WHAT TO PRODUCE:
Go through the entries below and collect each line with the string "Handling" in it.

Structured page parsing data
################

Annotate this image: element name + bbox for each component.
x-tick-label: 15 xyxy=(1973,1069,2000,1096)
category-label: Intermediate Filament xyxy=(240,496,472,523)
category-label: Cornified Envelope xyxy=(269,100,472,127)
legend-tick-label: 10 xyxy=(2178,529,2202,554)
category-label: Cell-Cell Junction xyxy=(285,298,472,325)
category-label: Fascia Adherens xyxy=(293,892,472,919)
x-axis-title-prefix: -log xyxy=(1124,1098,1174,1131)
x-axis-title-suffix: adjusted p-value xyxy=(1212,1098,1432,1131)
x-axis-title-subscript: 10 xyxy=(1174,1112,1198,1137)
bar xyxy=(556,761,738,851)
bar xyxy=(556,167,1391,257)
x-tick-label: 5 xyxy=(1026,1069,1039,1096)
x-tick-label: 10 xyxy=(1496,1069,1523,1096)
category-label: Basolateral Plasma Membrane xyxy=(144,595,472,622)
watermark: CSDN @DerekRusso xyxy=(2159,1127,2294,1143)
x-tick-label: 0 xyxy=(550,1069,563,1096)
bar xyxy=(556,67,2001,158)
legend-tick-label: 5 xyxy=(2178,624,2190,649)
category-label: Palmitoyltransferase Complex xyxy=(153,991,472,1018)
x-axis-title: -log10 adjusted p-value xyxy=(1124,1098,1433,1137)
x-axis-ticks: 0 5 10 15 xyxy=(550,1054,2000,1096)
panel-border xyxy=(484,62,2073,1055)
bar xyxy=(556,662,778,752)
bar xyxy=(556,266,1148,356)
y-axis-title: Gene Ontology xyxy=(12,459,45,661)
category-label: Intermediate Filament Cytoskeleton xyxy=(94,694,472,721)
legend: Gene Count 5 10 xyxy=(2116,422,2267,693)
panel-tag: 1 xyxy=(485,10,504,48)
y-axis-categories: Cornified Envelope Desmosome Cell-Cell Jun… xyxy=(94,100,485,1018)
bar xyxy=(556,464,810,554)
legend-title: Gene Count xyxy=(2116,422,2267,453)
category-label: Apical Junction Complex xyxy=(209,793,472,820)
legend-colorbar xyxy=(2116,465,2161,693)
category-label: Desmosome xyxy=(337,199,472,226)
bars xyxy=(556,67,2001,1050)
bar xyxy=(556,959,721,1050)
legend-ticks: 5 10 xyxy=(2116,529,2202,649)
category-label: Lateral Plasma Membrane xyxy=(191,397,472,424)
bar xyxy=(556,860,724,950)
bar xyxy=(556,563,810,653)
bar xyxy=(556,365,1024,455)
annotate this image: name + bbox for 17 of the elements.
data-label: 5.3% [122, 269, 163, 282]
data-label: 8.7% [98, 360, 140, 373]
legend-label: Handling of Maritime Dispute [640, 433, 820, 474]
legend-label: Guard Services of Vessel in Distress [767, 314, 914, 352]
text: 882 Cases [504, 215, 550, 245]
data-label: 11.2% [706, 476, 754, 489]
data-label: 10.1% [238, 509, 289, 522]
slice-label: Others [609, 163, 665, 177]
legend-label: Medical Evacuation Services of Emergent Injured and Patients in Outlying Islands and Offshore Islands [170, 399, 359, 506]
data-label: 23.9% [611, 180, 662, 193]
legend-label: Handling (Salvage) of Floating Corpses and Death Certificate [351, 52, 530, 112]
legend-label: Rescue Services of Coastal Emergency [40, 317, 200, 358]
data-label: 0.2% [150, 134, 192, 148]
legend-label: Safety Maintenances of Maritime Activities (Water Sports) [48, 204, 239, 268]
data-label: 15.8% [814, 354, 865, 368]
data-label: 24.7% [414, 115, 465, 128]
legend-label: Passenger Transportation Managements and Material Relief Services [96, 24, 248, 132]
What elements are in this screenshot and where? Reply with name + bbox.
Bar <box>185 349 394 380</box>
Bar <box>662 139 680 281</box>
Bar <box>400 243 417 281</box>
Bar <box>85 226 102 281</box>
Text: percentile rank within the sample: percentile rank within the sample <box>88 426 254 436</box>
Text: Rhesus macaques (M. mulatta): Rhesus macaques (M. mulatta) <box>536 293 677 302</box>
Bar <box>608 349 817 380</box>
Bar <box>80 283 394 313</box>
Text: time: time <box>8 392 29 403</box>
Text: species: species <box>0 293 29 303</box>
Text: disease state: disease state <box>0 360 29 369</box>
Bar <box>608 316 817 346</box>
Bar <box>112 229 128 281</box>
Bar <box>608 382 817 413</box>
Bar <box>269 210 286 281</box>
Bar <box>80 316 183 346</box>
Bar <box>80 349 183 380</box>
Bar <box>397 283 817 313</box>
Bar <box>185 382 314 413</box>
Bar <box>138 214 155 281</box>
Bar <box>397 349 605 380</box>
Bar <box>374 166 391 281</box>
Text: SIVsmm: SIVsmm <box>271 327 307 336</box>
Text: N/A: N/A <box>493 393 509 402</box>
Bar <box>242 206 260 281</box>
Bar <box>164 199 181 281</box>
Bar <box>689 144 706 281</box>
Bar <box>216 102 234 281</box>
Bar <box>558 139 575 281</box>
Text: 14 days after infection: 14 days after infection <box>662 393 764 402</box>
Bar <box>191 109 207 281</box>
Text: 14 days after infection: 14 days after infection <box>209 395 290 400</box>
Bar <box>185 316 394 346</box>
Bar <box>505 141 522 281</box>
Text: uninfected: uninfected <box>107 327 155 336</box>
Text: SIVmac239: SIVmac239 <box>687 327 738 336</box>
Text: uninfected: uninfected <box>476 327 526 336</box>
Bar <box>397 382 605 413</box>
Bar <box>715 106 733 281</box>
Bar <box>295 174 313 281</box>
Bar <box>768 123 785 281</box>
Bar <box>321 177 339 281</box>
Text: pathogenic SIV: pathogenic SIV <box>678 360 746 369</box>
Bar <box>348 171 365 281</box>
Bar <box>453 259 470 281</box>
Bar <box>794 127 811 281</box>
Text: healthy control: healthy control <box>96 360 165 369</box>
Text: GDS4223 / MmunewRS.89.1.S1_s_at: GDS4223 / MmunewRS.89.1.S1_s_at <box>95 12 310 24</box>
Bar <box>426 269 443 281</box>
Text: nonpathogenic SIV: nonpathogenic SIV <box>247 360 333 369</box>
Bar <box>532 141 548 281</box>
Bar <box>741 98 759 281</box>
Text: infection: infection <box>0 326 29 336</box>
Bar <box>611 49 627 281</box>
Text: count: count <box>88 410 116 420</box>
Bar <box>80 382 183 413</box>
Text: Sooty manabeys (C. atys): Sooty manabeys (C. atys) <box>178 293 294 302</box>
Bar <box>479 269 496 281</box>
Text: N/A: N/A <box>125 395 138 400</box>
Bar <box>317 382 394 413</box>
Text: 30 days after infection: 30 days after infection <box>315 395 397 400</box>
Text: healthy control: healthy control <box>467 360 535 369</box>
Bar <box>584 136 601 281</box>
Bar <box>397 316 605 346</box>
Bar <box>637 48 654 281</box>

################

ANSWER:
legend-label: Handling of Maritime Dispute [640, 433, 820, 474]
legend-label: Handling (Salvage) of Floating Corpses and Death Certificate [351, 52, 530, 112]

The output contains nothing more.